*Short exercise*.
Gather all lines from the material that contain "watermark".

(Rows from a figure dataset)
+---+

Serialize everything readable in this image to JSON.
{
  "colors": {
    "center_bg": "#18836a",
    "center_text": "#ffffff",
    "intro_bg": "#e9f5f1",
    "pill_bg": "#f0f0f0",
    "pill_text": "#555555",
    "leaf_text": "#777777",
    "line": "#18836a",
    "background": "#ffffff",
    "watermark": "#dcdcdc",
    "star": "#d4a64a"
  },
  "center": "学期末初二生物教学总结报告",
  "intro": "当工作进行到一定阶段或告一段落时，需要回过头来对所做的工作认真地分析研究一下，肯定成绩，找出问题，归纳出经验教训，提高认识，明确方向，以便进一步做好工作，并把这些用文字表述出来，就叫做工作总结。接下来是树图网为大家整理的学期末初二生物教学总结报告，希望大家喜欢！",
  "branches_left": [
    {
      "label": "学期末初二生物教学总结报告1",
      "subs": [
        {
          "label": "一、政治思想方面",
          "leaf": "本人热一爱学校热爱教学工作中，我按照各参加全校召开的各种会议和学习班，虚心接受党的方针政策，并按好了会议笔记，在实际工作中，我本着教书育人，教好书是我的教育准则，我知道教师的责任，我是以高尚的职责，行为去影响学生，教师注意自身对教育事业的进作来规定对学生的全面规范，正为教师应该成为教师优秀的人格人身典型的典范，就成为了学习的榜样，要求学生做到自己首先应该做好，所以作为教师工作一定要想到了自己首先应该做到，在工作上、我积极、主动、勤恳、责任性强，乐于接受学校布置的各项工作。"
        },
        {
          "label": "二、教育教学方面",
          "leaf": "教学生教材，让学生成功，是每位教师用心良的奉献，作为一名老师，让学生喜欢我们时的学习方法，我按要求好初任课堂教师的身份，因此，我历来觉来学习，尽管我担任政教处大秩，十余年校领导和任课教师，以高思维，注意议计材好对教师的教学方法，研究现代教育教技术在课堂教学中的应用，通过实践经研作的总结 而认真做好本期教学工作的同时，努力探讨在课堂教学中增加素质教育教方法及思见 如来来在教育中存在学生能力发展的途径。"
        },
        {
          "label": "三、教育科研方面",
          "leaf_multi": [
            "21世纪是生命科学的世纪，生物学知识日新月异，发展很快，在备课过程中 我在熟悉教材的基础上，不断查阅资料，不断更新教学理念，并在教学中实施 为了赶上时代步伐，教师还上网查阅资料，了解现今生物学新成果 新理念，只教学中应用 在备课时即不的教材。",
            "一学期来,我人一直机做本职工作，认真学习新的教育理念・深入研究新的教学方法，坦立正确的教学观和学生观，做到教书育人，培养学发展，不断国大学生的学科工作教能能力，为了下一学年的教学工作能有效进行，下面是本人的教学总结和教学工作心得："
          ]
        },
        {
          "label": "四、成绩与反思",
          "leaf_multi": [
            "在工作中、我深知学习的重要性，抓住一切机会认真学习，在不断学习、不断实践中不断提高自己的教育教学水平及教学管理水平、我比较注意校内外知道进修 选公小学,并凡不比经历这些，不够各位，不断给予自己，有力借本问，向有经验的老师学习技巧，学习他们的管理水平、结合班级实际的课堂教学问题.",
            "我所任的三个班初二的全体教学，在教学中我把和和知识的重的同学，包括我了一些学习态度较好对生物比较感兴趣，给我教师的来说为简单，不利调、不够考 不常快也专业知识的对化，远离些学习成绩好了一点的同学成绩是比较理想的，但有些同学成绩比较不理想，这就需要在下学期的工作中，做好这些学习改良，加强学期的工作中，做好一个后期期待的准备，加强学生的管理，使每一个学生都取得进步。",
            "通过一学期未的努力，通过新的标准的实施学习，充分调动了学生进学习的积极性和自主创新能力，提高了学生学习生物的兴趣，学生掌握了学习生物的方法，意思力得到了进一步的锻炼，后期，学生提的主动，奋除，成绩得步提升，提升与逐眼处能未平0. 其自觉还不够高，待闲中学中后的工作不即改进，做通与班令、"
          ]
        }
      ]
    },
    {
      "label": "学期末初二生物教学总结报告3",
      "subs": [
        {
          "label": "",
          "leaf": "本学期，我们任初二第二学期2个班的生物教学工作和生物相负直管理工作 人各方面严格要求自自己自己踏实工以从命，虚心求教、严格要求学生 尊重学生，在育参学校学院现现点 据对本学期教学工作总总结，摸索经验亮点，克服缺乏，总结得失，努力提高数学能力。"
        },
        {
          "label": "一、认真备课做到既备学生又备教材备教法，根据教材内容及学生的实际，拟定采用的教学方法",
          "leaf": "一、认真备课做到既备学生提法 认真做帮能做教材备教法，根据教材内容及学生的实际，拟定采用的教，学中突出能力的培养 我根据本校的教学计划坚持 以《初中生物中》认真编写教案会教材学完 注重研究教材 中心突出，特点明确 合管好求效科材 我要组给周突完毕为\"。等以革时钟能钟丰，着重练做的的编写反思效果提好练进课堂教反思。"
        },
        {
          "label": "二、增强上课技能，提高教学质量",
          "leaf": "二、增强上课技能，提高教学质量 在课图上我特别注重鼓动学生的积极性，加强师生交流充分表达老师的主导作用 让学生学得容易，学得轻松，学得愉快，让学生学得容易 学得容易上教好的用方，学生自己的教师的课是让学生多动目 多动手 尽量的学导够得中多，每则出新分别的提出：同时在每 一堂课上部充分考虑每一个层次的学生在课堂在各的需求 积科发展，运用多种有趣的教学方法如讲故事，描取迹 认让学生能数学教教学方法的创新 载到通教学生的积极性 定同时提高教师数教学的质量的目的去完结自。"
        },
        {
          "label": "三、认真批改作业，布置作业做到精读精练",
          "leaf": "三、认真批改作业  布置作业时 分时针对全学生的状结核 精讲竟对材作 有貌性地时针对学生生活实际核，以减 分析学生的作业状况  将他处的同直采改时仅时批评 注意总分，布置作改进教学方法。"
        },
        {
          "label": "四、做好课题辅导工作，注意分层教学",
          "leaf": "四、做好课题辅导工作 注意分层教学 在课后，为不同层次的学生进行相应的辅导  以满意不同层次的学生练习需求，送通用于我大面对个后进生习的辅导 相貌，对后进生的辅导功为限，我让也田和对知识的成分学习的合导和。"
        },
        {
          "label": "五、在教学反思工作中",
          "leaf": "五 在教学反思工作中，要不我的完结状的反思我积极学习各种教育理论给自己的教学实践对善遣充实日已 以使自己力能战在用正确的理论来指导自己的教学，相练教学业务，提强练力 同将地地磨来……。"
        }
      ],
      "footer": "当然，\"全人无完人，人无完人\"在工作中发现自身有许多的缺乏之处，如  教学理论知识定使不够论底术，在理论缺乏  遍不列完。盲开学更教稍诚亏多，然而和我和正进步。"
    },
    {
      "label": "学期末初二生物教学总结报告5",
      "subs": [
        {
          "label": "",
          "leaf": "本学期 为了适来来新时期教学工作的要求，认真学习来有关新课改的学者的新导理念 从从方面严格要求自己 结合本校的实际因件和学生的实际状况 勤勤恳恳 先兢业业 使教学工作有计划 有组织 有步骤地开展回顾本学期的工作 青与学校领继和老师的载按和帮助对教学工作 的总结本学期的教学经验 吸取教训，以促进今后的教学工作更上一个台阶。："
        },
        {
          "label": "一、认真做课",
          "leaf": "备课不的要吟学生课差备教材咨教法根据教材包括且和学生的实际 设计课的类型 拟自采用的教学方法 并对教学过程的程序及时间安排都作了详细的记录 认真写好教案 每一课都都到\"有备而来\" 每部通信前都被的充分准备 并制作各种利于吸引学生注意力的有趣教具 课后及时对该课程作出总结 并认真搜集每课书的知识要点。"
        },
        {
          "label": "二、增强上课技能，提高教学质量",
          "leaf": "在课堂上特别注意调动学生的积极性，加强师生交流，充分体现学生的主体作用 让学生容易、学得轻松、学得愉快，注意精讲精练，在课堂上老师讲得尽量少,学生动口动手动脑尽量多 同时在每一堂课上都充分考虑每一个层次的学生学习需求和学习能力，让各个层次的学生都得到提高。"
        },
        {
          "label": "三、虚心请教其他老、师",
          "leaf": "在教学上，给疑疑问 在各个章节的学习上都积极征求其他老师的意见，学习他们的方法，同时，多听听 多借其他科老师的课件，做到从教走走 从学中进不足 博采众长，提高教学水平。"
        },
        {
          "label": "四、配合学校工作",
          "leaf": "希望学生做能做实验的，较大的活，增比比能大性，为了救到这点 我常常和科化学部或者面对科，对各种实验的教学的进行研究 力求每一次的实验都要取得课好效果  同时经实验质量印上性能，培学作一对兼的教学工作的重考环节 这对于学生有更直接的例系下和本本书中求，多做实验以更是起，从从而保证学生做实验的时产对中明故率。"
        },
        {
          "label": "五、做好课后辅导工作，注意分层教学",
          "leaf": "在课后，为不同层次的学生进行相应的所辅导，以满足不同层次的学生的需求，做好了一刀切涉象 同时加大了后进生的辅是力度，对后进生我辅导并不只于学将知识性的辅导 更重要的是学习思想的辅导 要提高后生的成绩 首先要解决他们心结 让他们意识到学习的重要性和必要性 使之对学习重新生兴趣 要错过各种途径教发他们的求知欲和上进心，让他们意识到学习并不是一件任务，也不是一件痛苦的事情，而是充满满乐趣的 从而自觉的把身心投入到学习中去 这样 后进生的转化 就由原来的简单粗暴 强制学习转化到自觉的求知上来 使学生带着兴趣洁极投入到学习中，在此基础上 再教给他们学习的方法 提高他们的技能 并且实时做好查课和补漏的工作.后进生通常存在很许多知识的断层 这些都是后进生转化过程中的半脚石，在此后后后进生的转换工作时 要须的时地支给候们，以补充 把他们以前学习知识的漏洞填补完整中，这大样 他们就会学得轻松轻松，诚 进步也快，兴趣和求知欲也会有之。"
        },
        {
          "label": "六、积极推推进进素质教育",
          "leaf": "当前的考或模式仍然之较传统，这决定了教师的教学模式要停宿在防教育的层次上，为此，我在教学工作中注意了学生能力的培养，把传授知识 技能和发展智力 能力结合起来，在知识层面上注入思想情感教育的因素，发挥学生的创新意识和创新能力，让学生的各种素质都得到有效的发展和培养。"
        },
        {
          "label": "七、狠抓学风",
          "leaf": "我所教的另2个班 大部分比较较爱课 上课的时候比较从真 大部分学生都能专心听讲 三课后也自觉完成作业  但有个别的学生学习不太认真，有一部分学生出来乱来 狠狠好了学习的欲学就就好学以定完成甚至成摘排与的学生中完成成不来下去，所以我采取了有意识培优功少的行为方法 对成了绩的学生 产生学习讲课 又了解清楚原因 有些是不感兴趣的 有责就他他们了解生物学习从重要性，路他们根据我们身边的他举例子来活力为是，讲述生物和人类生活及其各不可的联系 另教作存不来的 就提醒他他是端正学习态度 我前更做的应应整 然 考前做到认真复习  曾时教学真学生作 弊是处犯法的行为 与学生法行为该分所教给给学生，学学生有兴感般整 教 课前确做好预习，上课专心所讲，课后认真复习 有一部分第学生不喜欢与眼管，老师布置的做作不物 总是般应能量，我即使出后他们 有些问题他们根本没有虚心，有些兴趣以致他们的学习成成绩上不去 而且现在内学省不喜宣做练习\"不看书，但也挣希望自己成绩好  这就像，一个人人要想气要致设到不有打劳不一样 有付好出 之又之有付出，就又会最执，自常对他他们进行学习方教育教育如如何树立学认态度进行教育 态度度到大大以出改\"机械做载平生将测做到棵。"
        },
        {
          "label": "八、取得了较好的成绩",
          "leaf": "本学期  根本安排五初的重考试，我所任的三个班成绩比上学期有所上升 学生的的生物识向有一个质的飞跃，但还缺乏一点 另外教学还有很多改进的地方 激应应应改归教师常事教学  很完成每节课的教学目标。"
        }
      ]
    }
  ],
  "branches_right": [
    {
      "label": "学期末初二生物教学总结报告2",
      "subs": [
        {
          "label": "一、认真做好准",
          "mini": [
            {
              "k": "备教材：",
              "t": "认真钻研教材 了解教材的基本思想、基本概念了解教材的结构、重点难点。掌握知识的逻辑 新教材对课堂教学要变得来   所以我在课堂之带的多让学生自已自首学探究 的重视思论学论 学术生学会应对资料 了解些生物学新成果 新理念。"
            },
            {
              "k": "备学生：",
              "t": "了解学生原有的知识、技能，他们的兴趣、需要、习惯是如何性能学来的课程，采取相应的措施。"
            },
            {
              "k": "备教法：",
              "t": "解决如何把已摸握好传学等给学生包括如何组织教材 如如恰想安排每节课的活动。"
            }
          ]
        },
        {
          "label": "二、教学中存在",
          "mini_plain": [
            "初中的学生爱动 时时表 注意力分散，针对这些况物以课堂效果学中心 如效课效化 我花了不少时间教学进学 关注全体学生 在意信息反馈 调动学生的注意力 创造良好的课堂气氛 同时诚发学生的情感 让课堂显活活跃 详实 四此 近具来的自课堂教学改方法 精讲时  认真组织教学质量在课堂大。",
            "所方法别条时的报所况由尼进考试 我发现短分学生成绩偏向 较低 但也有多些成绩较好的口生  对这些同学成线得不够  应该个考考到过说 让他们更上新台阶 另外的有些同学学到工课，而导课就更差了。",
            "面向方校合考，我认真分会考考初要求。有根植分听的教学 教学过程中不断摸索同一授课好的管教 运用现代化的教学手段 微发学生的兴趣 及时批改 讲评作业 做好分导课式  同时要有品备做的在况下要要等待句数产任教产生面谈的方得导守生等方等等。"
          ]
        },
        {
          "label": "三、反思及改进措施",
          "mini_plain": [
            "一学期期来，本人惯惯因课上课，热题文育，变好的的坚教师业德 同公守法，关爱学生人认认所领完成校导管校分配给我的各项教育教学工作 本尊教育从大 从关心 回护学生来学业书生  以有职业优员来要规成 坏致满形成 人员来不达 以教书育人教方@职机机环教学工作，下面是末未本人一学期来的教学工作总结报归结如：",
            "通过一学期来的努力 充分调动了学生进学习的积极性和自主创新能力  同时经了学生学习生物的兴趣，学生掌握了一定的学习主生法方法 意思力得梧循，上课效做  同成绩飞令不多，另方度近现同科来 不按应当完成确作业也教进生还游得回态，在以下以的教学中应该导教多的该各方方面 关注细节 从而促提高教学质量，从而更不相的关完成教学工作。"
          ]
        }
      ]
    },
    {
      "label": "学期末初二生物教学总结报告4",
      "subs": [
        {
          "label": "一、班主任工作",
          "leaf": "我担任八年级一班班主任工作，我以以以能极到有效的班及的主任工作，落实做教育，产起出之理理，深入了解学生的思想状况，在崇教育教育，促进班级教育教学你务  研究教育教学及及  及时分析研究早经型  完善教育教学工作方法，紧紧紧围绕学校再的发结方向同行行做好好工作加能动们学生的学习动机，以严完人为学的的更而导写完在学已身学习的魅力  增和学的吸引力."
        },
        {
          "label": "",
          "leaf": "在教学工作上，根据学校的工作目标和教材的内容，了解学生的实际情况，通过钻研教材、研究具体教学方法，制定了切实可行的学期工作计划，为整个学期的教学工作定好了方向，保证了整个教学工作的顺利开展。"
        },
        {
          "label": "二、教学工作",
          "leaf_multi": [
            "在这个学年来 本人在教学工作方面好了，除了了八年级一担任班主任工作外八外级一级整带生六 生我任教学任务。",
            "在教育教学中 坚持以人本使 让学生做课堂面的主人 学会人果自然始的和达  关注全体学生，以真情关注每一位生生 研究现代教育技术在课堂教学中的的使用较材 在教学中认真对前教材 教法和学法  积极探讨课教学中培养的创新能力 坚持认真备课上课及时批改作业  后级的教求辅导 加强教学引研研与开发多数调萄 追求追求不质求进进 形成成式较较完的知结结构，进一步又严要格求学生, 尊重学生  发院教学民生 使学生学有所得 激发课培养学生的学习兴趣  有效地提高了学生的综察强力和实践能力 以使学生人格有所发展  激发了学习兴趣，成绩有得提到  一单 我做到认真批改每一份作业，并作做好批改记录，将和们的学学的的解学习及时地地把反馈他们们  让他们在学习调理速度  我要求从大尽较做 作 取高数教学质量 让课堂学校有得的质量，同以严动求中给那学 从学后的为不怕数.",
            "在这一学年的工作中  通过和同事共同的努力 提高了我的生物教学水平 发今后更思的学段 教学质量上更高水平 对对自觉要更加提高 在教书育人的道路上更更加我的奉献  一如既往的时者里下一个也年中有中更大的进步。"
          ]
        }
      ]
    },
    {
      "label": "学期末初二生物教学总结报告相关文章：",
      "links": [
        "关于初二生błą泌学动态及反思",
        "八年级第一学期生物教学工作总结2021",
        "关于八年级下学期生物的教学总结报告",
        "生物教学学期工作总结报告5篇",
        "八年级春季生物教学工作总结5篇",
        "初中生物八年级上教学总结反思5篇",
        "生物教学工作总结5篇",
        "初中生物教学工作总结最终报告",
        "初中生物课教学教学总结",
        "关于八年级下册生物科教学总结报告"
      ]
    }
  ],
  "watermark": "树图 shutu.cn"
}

+---+

*Task response*.
    "watermark": "#dcdcdc",
  "watermark": "树图 shutu.cn"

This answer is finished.